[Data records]
━━━━━━━━━━━━━━━━
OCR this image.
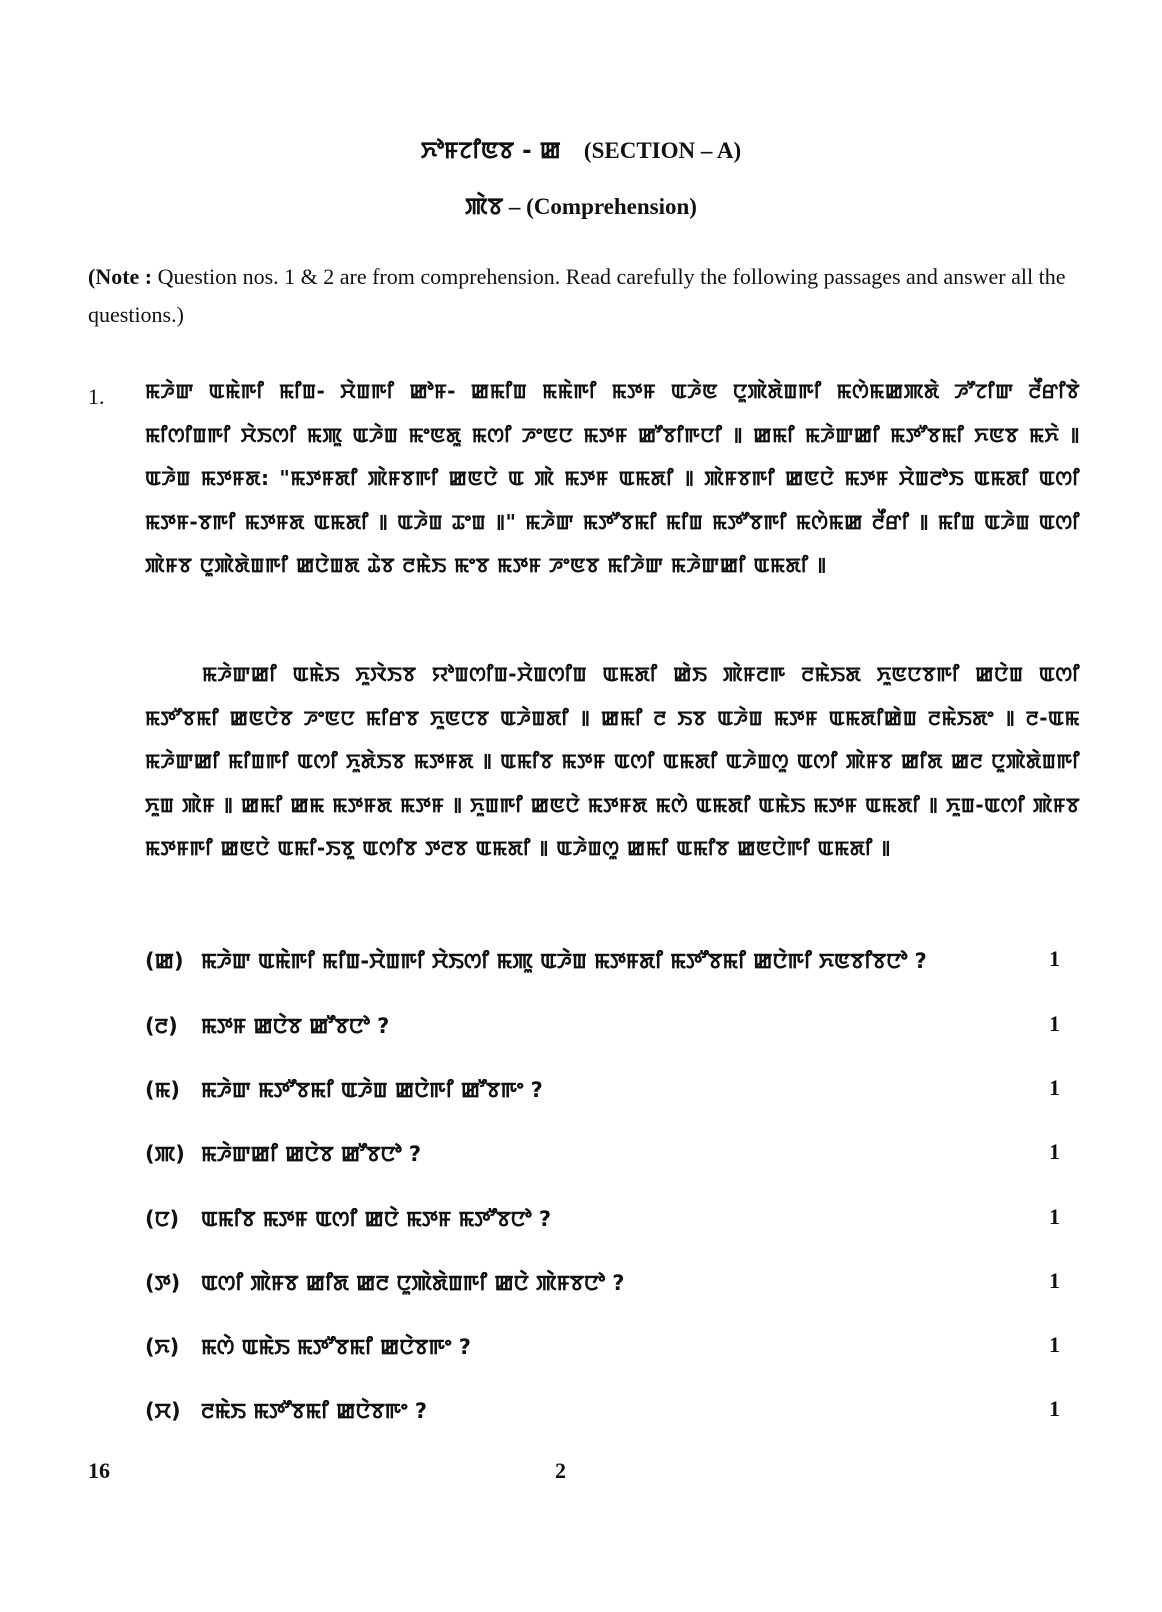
ꯈꯣꯝꯖꯤꯟꯕ - ꯀ (SECTION – A)
ꯄꯥꯕ – (Comprehension)
(Note : Question nos. 1 & 2 are from comprehension. Read carefully the following passages and answer all the questions.)
1. ꯃꯍꯥꯛ ꯑꯃꯥꯒꯤ ꯃꯤꯡ- ꯆꯥꯡꯒꯤ ꯀꯣꯝ- ꯀꯃꯤꯡ ꯃꯃꯥꯒꯤ ꯃꯇꯝ ꯑꯍꯥꯟ ꯅꯨꯄꯥꯗꯥꯡꯒꯤ ꯃꯁꯥꯃꯀꯄꯗꯥ ꯍꯧꯖꯤꯛ ꯂꯩꯔꯤꯕꯥ ꯃꯤꯁꯤꯡꯒꯤ ꯆꯥꯏꯁꯤ ꯃꯄꯨ ꯑꯍꯥꯡ ꯃꯦꯟꯗꯨ ꯃꯁꯤ ꯍꯦꯟꯅ ꯃꯇꯝ ꯀꯧꯕꯤꯒꯅꯤ ꯫ ꯀꯃꯤ ꯃꯍꯥꯛꯀꯤ ꯃꯇꯧꯕꯃꯤ ꯈꯟꯕ ꯃꯈꯥ ꯫ ꯑꯍꯥꯡ ꯃꯇꯝꯗ: "ꯃꯇꯝꯗꯤ ꯄꯥꯝꯕꯒꯤ ꯀꯟꯅꯥ ꯑ ꯄꯥ ꯃꯇꯝ ꯑꯃꯗꯤ ꯫ ꯄꯥꯝꯕꯒꯤ ꯀꯟꯅꯥ ꯃꯇꯝ ꯆꯥꯡꯂꯣꯏ ꯑꯃꯗꯤ ꯑꯁꯤ ꯃꯇꯝ-ꯕꯒꯤ ꯃꯇꯝꯗ ꯑꯃꯗꯤ ꯫ ꯑꯍꯥꯡ ꯊꯦꯡ ꯫" ꯃꯍꯥꯛ ꯃꯇꯧꯕꯃꯤ ꯃꯤꯡ ꯃꯇꯧꯕꯒꯤ ꯃꯁꯥꯃꯀ ꯂꯩꯔꯤ ꯫ ꯃꯤꯡ ꯑꯍꯥꯡ ꯑꯁꯤ ꯄꯥꯝꯕ ꯅꯨꯄꯥꯗꯥꯡꯒꯤ ꯀꯅꯥꯡꯗ ꯊꯥꯕ ꯂꯃꯥꯏ ꯃꯦꯕ ꯃꯇꯝ ꯍꯦꯟꯕ ꯃꯤꯍꯥꯛ ꯃꯍꯥꯛꯀꯤ ꯑꯃꯗꯤ ꯫
ꯃꯍꯥꯛꯀꯤ ꯑꯃꯥꯏ ꯈꯨꯋꯥꯏꯕ ꯌꯣꯡꯁꯤꯡ-ꯆꯥꯡꯁꯤꯡ ꯑꯃꯗꯤ ꯀꯥꯏ ꯄꯥꯝꯂꯒ ꯂꯃꯥꯏꯗ ꯈꯨꯟꯅꯕꯒꯤ ꯀꯅꯥꯡ ꯑꯁꯤ ꯃꯇꯧꯕꯃꯤ ꯀꯟꯅꯥꯕ ꯍꯦꯟꯅ ꯃꯤꯔꯕ ꯈꯨꯟꯅꯕ ꯑꯍꯥꯡꯗꯤ ꯫ ꯀꯃꯤ ꯂ ꯏꯕ ꯑꯍꯥꯡ ꯃꯇꯝ ꯑꯃꯗꯤꯀꯥꯡ ꯂꯃꯥꯏꯗꯦ ꯫ ꯂ-ꯑꯃ ꯃꯍꯥꯛꯀꯤ ꯃꯤꯡꯒꯤ ꯑꯁꯤ ꯈꯨꯗꯥꯏꯕ ꯃꯇꯝꯗ ꯫ ꯑꯃꯤꯕ ꯃꯇꯝ ꯑꯁꯤ ꯑꯃꯗꯤ ꯑꯍꯥꯡꯁꯨ ꯑꯁꯤ ꯄꯥꯝꯕ ꯀꯤꯗ ꯀꯂ ꯅꯨꯄꯥꯗꯥꯡꯒꯤ ꯈꯨꯡ ꯄꯥꯝ ꯫ ꯀꯃꯤ ꯀꯃ ꯃꯇꯝꯗ ꯃꯇꯝ ꯫ ꯈꯨꯡꯒꯤ ꯀꯟꯅꯥ ꯃꯇꯝꯗ ꯃꯁꯥ ꯑꯃꯗꯤ ꯑꯃꯥꯏ ꯃꯇꯝ ꯑꯃꯗꯤ ꯫ ꯈꯨꯡ-ꯑꯁꯤ ꯄꯥꯝꯕ ꯃꯇꯝꯒꯤ ꯀꯟꯅꯥ ꯑꯃꯤ-ꯏꯕꯨ ꯑꯁꯤꯕ ꯇꯂꯕ ꯑꯃꯗꯤ ꯫ ꯑꯍꯥꯡꯁꯨ ꯀꯃꯤ ꯑꯃꯤꯕ ꯀꯟꯅꯥꯒꯤ ꯑꯃꯗꯤ ꯫
(ꯀ) ꯃꯍꯥꯛ ꯑꯃꯥꯒꯤ ꯃꯤꯡ-ꯆꯥꯡꯒꯤ ꯆꯥꯏꯁꯤ ꯃꯄꯨ ꯑꯍꯥꯡ ꯃꯇꯝꯗꯤ ꯃꯇꯧꯕꯃꯤ ꯀꯅꯥꯒꯤ ꯈꯟꯕꯤꯕꯅꯣ ?	1
(ꯂ) ꯃꯇꯝ ꯀꯅꯥꯕ ꯀꯧꯕꯅꯣ ?	1
(ꯃ) ꯃꯍꯥꯛ ꯃꯇꯧꯕꯃꯤ ꯑꯍꯥꯡ ꯀꯅꯥꯒꯤ ꯀꯧꯕꯒꯦ ?	1
(ꯄ) ꯃꯍꯥꯛꯀꯤ ꯀꯅꯥꯕ ꯀꯧꯕꯅꯣ ?	1
(ꯅ) ꯑꯃꯤꯕ ꯃꯇꯝ ꯑꯁꯤ ꯀꯅꯥ ꯃꯇꯝ ꯃꯇꯧꯕꯅꯣ ?	1
(ꯇ) ꯑꯁꯤ ꯄꯥꯝꯕ ꯀꯤꯗ ꯀꯂ ꯅꯨꯄꯥꯗꯥꯡꯒꯤ ꯀꯅꯥ ꯄꯥꯝꯕꯅꯣ ?	1
(ꯈ) ꯃꯁꯥ ꯑꯃꯥꯏ ꯃꯇꯧꯕꯃꯤ ꯀꯅꯥꯕꯒꯦ ?	1
(ꯆ) ꯂꯃꯥꯏ ꯃꯇꯧꯕꯃꯤ ꯀꯅꯥꯕꯒꯦ ?	1
16	2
━━━━━━━━━━━━━━━━
| Prompt |
Identify and extract each line of the listing that contains "ꯃꯇꯝꯗ".

| Final result |
1. ꯃꯍꯥꯛ ꯑꯃꯥꯒꯤ ꯃꯤꯡ- ꯆꯥꯡꯒꯤ ꯀꯣꯝ- ꯀꯃꯤꯡ ꯃꯃꯥꯒꯤ ꯃꯇꯝ ꯑꯍꯥꯟ ꯅꯨꯄꯥꯗꯥꯡꯒꯤ ꯃꯁꯥꯃꯀꯄꯗꯥ ꯍꯧꯖꯤꯛ ꯂꯩꯔꯤꯕꯥ ꯃꯤꯁꯤꯡꯒꯤ ꯆꯥꯏꯁꯤ ꯃꯄꯨ ꯑꯍꯥꯡ ꯃꯦꯟꯗꯨ ꯃꯁꯤ ꯍꯦꯟꯅ ꯃꯇꯝ ꯀꯧꯕꯤꯒꯅꯤ ꯫ ꯀꯃꯤ ꯃꯍꯥꯛꯀꯤ ꯃꯇꯧꯕꯃꯤ ꯈꯟꯕ ꯃꯈꯥ ꯫ ꯑꯍꯥꯡ ꯃꯇꯝꯗ: "ꯃꯇꯝꯗꯤ ꯄꯥꯝꯕꯒꯤ ꯀꯟꯅꯥ ꯑ ꯄꯥ ꯃꯇꯝ ꯑꯃꯗꯤ ꯫ ꯄꯥꯝꯕꯒꯤ ꯀꯟꯅꯥ ꯃꯇꯝ ꯆꯥꯡꯂꯣꯏ ꯑꯃꯗꯤ ꯑꯁꯤ ꯃꯇꯝ-ꯕꯒꯤ ꯃꯇꯝꯗ ꯑꯃꯗꯤ ꯫ ꯑꯍꯥꯡ ꯊꯦꯡ ꯫" ꯃꯍꯥꯛ ꯃꯇꯧꯕꯃꯤ ꯃꯤꯡ ꯃꯇꯧꯕꯒꯤ ꯃꯁꯥꯃꯀ ꯂꯩꯔꯤ ꯫ ꯃꯤꯡ ꯑꯍꯥꯡ ꯑꯁꯤ ꯄꯥꯝꯕ ꯅꯨꯄꯥꯗꯥꯡꯒꯤ ꯀꯅꯥꯡꯗ ꯊꯥꯕ ꯂꯃꯥꯏ ꯃꯦꯕ ꯃꯇꯝ ꯍꯦꯟꯕ ꯃꯤꯍꯥꯛ ꯃꯍꯥꯛꯀꯤ ꯑꯃꯗꯤ ꯫
ꯃꯍꯥꯛꯀꯤ ꯑꯃꯥꯏ ꯈꯨꯋꯥꯏꯕ ꯌꯣꯡꯁꯤꯡ-ꯆꯥꯡꯁꯤꯡ ꯑꯃꯗꯤ ꯀꯥꯏ ꯄꯥꯝꯂꯒ ꯂꯃꯥꯏꯗ ꯈꯨꯟꯅꯕꯒꯤ ꯀꯅꯥꯡ ꯑꯁꯤ ꯃꯇꯧꯕꯃꯤ ꯀꯟꯅꯥꯕ ꯍꯦꯟꯅ ꯃꯤꯔꯕ ꯈꯨꯟꯅꯕ ꯑꯍꯥꯡꯗꯤ ꯫ ꯀꯃꯤ ꯂ ꯏꯕ ꯑꯍꯥꯡ ꯃꯇꯝ ꯑꯃꯗꯤꯀꯥꯡ ꯂꯃꯥꯏꯗꯦ ꯫ ꯂ-ꯑꯃ ꯃꯍꯥꯛꯀꯤ ꯃꯤꯡꯒꯤ ꯑꯁꯤ ꯈꯨꯗꯥꯏꯕ ꯃꯇꯝꯗ ꯫ ꯑꯃꯤꯕ ꯃꯇꯝ ꯑꯁꯤ ꯑꯃꯗꯤ ꯑꯍꯥꯡꯁꯨ ꯑꯁꯤ ꯄꯥꯝꯕ ꯀꯤꯗ ꯀꯂ ꯅꯨꯄꯥꯗꯥꯡꯒꯤ ꯈꯨꯡ ꯄꯥꯝ ꯫ ꯀꯃꯤ ꯀꯃ ꯃꯇꯝꯗ ꯃꯇꯝ ꯫ ꯈꯨꯡꯒꯤ ꯀꯟꯅꯥ ꯃꯇꯝꯗ ꯃꯁꯥ ꯑꯃꯗꯤ ꯑꯃꯥꯏ ꯃꯇꯝ ꯑꯃꯗꯤ ꯫ ꯈꯨꯡ-ꯑꯁꯤ ꯄꯥꯝꯕ ꯃꯇꯝꯒꯤ ꯀꯟꯅꯥ ꯑꯃꯤ-ꯏꯕꯨ ꯑꯁꯤꯕ ꯇꯂꯕ ꯑꯃꯗꯤ ꯫ ꯑꯍꯥꯡꯁꯨ ꯀꯃꯤ ꯑꯃꯤꯕ ꯀꯟꯅꯥꯒꯤ ꯑꯃꯗꯤ ꯫
(ꯀ) ꯃꯍꯥꯛ ꯑꯃꯥꯒꯤ ꯃꯤꯡ-ꯆꯥꯡꯒꯤ ꯆꯥꯏꯁꯤ ꯃꯄꯨ ꯑꯍꯥꯡ ꯃꯇꯝꯗꯤ ꯃꯇꯧꯕꯃꯤ ꯀꯅꯥꯒꯤ ꯈꯟꯕꯤꯕꯅꯣ ?	1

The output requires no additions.